• [Extracted data]
/---

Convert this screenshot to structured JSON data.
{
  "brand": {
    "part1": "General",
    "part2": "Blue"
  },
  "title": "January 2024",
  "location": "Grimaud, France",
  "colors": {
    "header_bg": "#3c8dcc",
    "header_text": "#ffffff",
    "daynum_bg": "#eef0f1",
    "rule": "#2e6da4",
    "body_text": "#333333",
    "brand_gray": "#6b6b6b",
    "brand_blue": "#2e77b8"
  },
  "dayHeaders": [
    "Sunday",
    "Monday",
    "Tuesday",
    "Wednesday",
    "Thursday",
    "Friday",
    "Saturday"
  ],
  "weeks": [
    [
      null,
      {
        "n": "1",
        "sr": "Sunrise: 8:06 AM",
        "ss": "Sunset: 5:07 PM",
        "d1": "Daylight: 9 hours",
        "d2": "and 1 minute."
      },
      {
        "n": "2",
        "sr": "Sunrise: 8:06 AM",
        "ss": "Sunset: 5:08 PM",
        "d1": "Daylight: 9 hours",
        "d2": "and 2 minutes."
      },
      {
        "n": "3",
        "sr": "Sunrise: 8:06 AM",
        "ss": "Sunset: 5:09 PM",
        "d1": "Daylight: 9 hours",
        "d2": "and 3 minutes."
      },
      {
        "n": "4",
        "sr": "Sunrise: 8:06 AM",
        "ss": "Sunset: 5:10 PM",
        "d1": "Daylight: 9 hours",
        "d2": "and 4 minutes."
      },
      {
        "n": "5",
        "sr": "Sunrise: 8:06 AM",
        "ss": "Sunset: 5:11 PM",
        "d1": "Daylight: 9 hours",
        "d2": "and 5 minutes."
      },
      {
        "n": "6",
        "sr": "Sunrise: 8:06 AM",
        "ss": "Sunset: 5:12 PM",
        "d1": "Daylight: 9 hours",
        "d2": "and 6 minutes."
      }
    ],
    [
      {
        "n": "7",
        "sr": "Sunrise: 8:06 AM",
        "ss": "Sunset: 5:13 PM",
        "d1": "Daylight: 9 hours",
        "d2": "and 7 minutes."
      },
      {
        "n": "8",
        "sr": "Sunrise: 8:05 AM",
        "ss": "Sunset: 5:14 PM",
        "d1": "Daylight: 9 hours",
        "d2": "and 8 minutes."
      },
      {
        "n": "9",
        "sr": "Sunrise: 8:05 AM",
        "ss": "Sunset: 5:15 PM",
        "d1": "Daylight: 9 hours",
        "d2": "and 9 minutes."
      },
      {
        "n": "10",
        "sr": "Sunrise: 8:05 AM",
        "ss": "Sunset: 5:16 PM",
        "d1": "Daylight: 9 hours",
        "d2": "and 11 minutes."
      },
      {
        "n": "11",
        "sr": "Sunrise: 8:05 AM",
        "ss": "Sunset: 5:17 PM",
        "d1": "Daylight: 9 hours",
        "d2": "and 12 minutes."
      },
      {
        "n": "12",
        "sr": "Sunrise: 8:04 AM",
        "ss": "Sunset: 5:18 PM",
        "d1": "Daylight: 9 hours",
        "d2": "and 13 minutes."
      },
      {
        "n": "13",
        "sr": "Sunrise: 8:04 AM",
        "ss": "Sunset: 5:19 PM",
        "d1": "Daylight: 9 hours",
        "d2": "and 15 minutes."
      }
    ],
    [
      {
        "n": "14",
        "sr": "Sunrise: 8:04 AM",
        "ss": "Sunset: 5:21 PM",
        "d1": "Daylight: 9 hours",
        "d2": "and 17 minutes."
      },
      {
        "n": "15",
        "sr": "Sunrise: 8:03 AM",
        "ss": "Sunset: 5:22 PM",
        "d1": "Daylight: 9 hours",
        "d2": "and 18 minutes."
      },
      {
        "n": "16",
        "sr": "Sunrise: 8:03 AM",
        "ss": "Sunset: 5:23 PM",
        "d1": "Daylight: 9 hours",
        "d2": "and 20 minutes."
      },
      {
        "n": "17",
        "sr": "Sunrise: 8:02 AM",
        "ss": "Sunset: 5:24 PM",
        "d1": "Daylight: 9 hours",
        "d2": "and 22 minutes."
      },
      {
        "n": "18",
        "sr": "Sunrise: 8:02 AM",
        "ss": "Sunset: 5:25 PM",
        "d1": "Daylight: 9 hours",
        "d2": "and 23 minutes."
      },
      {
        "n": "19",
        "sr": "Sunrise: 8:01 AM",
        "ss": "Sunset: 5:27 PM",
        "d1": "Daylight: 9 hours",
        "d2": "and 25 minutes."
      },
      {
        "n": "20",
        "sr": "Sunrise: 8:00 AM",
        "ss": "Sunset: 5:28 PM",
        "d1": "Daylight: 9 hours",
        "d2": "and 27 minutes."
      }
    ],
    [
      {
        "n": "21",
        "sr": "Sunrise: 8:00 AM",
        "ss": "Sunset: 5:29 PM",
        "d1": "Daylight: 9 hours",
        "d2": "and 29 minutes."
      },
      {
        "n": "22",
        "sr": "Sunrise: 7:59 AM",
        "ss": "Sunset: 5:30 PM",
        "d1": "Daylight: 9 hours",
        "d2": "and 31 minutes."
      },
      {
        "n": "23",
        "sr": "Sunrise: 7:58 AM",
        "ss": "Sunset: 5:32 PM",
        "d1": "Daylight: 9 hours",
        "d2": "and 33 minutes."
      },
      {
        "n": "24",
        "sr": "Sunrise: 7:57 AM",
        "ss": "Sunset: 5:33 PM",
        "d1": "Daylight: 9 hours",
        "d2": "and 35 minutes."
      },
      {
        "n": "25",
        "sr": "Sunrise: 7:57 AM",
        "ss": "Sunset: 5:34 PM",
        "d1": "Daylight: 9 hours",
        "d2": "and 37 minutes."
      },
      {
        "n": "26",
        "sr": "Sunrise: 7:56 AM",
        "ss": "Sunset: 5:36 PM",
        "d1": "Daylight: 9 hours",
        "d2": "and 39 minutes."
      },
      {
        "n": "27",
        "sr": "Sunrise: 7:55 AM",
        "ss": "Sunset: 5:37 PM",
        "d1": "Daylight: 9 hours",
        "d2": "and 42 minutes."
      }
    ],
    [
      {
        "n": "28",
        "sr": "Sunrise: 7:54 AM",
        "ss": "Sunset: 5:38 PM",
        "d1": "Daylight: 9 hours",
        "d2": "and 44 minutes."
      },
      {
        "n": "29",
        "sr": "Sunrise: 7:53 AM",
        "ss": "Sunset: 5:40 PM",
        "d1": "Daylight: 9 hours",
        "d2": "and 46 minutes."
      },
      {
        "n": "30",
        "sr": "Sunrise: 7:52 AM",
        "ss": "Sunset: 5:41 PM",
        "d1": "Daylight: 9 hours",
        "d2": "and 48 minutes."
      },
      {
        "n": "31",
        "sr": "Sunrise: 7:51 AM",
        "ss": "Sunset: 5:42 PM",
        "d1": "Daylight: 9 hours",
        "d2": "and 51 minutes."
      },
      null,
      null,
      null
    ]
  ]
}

\---

• [Exercise]
Write every line of the material above again, exactly.

• [Answer to this exercise]
Convert this screenshot to structured JSON data.
{
  "brand": {
    "part1": "General",
    "part2": "Blue"
  },
  "title": "January 2024",
  "location": "Grimaud, France",
  "colors": {
    "header_bg": "#3c8dcc",
    "header_text": "#ffffff",
    "daynum_bg": "#eef0f1",
    "rule": "#2e6da4",
    "body_text": "#333333",
    "brand_gray": "#6b6b6b",
    "brand_blue": "#2e77b8"
  },
  "dayHeaders": [
    "Sunday",
    "Monday",
    "Tuesday",
    "Wednesday",
    "Thursday",
    "Friday",
    "Saturday"
  ],
  "weeks": [
    [
      null,
      {
        "n": "1",
        "sr": "Sunrise: 8:06 AM",
        "ss": "Sunset: 5:07 PM",
        "d1": "Daylight: 9 hours",
        "d2": "and 1 minute."
      },
      {
        "n": "2",
        "sr": "Sunrise: 8:06 AM",
        "ss": "Sunset: 5:08 PM",
        "d1": "Daylight: 9 hours",
        "d2": "and 2 minutes."
      },
      {
        "n": "3",
        "sr": "Sunrise: 8:06 AM",
        "ss": "Sunset: 5:09 PM",
        "d1": "Daylight: 9 hours",
        "d2": "and 3 minutes."
      },
      {
        "n": "4",
        "sr": "Sunrise: 8:06 AM",
        "ss": "Sunset: 5:10 PM",
        "d1": "Daylight: 9 hours",
        "d2": "and 4 minutes."
      },
      {
        "n": "5",
        "sr": "Sunrise: 8:06 AM",
        "ss": "Sunset: 5:11 PM",
        "d1": "Daylight: 9 hours",
        "d2": "and 5 minutes."
      },
      {
        "n": "6",
        "sr": "Sunrise: 8:06 AM",
        "ss": "Sunset: 5:12 PM",
        "d1": "Daylight: 9 hours",
        "d2": "and 6 minutes."
      }
    ],
    [
      {
        "n": "7",
        "sr": "Sunrise: 8:06 AM",
        "ss": "Sunset: 5:13 PM",
        "d1": "Daylight: 9 hours",
        "d2": "and 7 minutes."
      },
      {
        "n": "8",
        "sr": "Sunrise: 8:05 AM",
        "ss": "Sunset: 5:14 PM",
        "d1": "Daylight: 9 hours",
        "d2": "and 8 minutes."
      },
      {
        "n": "9",
        "sr": "Sunrise: 8:05 AM",
        "ss": "Sunset: 5:15 PM",
        "d1": "Daylight: 9 hours",
        "d2": "and 9 minutes."
      },
      {
        "n": "10",
        "sr": "Sunrise: 8:05 AM",
        "ss": "Sunset: 5:16 PM",
        "d1": "Daylight: 9 hours",
        "d2": "and 11 minutes."
      },
      {
        "n": "11",
        "sr": "Sunrise: 8:05 AM",
        "ss": "Sunset: 5:17 PM",
        "d1": "Daylight: 9 hours",
        "d2": "and 12 minutes."
      },
      {
        "n": "12",
        "sr": "Sunrise: 8:04 AM",
        "ss": "Sunset: 5:18 PM",
        "d1": "Daylight: 9 hours",
        "d2": "and 13 minutes."
      },
      {
        "n": "13",
        "sr": "Sunrise: 8:04 AM",
        "ss": "Sunset: 5:19 PM",
        "d1": "Daylight: 9 hours",
        "d2": "and 15 minutes."
      }
    ],
    [
      {
        "n": "14",
        "sr": "Sunrise: 8:04 AM",
        "ss": "Sunset: 5:21 PM",
        "d1": "Daylight: 9 hours",
        "d2": "and 17 minutes."
      },
      {
        "n": "15",
        "sr": "Sunrise: 8:03 AM",
        "ss": "Sunset: 5:22 PM",
        "d1": "Daylight: 9 hours",
        "d2": "and 18 minutes."
      },
      {
        "n": "16",
        "sr": "Sunrise: 8:03 AM",
        "ss": "Sunset: 5:23 PM",
        "d1": "Daylight: 9 hours",
        "d2": "and 20 minutes."
      },
      {
        "n": "17",
        "sr": "Sunrise: 8:02 AM",
        "ss": "Sunset: 5:24 PM",
        "d1": "Daylight: 9 hours",
        "d2": "and 22 minutes."
      },
      {
        "n": "18",
        "sr": "Sunrise: 8:02 AM",
        "ss": "Sunset: 5:25 PM",
        "d1": "Daylight: 9 hours",
        "d2": "and 23 minutes."
      },
      {
        "n": "19",
        "sr": "Sunrise: 8:01 AM",
        "ss": "Sunset: 5:27 PM",
        "d1": "Daylight: 9 hours",
        "d2": "and 25 minutes."
      },
      {
        "n": "20",
        "sr": "Sunrise: 8:00 AM",
        "ss": "Sunset: 5:28 PM",
        "d1": "Daylight: 9 hours",
        "d2": "and 27 minutes."
      }
    ],
    [
      {
        "n": "21",
        "sr": "Sunrise: 8:00 AM",
        "ss": "Sunset: 5:29 PM",
        "d1": "Daylight: 9 hours",
        "d2": "and 29 minutes."
      },
      {
        "n": "22",
        "sr": "Sunrise: 7:59 AM",
        "ss": "Sunset: 5:30 PM",
        "d1": "Daylight: 9 hours",
        "d2": "and 31 minutes."
      },
      {
        "n": "23",
        "sr": "Sunrise: 7:58 AM",
        "ss": "Sunset: 5:32 PM",
        "d1": "Daylight: 9 hours",
        "d2": "and 33 minutes."
      },
      {
        "n": "24",
        "sr": "Sunrise: 7:57 AM",
        "ss": "Sunset: 5:33 PM",
        "d1": "Daylight: 9 hours",
        "d2": "and 35 minutes."
      },
      {
        "n": "25",
        "sr": "Sunrise: 7:57 AM",
        "ss": "Sunset: 5:34 PM",
        "d1": "Daylight: 9 hours",
        "d2": "and 37 minutes."
      },
      {
        "n": "26",
        "sr": "Sunrise: 7:56 AM",
        "ss": "Sunset: 5:36 PM",
        "d1": "Daylight: 9 hours",
        "d2": "and 39 minutes."
      },
      {
        "n": "27",
        "sr": "Sunrise: 7:55 AM",
        "ss": "Sunset: 5:37 PM",
        "d1": "Daylight: 9 hours",
        "d2": "and 42 minutes."
      }
    ],
    [
      {
        "n": "28",
        "sr": "Sunrise: 7:54 AM",
        "ss": "Sunset: 5:38 PM",
        "d1": "Daylight: 9 hours",
        "d2": "and 44 minutes."
      },
      {
        "n": "29",
        "sr": "Sunrise: 7:53 AM",
        "ss": "Sunset: 5:40 PM",
        "d1": "Daylight: 9 hours",
        "d2": "and 46 minutes."
      },
      {
        "n": "30",
        "sr": "Sunrise: 7:52 AM",
        "ss": "Sunset: 5:41 PM",
        "d1": "Daylight: 9 hours",
        "d2": "and 48 minutes."
      },
      {
        "n": "31",
        "sr": "Sunrise: 7:51 AM",
        "ss": "Sunset: 5:42 PM",
        "d1": "Daylight: 9 hours",
        "d2": "and 51 minutes."
      },
      null,
      null,
      null
    ]
  ]
}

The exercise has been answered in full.